◆ Goal of the exercise: Retype the material below. Keep every word exactly as it is.

◆ Source records:
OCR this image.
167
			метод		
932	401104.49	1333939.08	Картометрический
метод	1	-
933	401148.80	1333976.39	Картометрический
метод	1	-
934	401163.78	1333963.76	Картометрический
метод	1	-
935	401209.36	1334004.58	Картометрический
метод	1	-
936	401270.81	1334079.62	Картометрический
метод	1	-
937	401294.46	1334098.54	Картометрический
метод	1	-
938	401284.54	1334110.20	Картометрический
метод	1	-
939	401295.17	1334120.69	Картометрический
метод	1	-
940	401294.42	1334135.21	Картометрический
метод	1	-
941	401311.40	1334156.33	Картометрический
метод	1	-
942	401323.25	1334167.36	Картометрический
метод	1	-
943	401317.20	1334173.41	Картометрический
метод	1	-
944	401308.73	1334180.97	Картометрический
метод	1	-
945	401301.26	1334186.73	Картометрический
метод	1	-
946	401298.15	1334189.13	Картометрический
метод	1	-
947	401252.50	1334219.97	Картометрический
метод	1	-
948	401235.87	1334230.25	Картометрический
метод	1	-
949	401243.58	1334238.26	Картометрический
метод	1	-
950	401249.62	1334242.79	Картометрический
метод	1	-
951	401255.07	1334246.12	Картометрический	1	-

◆ Complete response:
OCR this image.
167
			метод		
932	401104.49	1333939.08	Картометрический
метод	1	-
933	401148.80	1333976.39	Картометрический
метод	1	-
934	401163.78	1333963.76	Картометрический
метод	1	-
935	401209.36	1334004.58	Картометрический
метод	1	-
936	401270.81	1334079.62	Картометрический
метод	1	-
937	401294.46	1334098.54	Картометрический
метод	1	-
938	401284.54	1334110.20	Картометрический
метод	1	-
939	401295.17	1334120.69	Картометрический
метод	1	-
940	401294.42	1334135.21	Картометрический
метод	1	-
941	401311.40	1334156.33	Картометрический
метод	1	-
942	401323.25	1334167.36	Картометрический
метод	1	-
943	401317.20	1334173.41	Картометрический
метод	1	-
944	401308.73	1334180.97	Картометрический
метод	1	-
945	401301.26	1334186.73	Картометрический
метод	1	-
946	401298.15	1334189.13	Картометрический
метод	1	-
947	401252.50	1334219.97	Картометрический
метод	1	-
948	401235.87	1334230.25	Картометрический
метод	1	-
949	401243.58	1334238.26	Картометрический
метод	1	-
950	401249.62	1334242.79	Картометрический
метод	1	-
951	401255.07	1334246.12	Картометрический	1	-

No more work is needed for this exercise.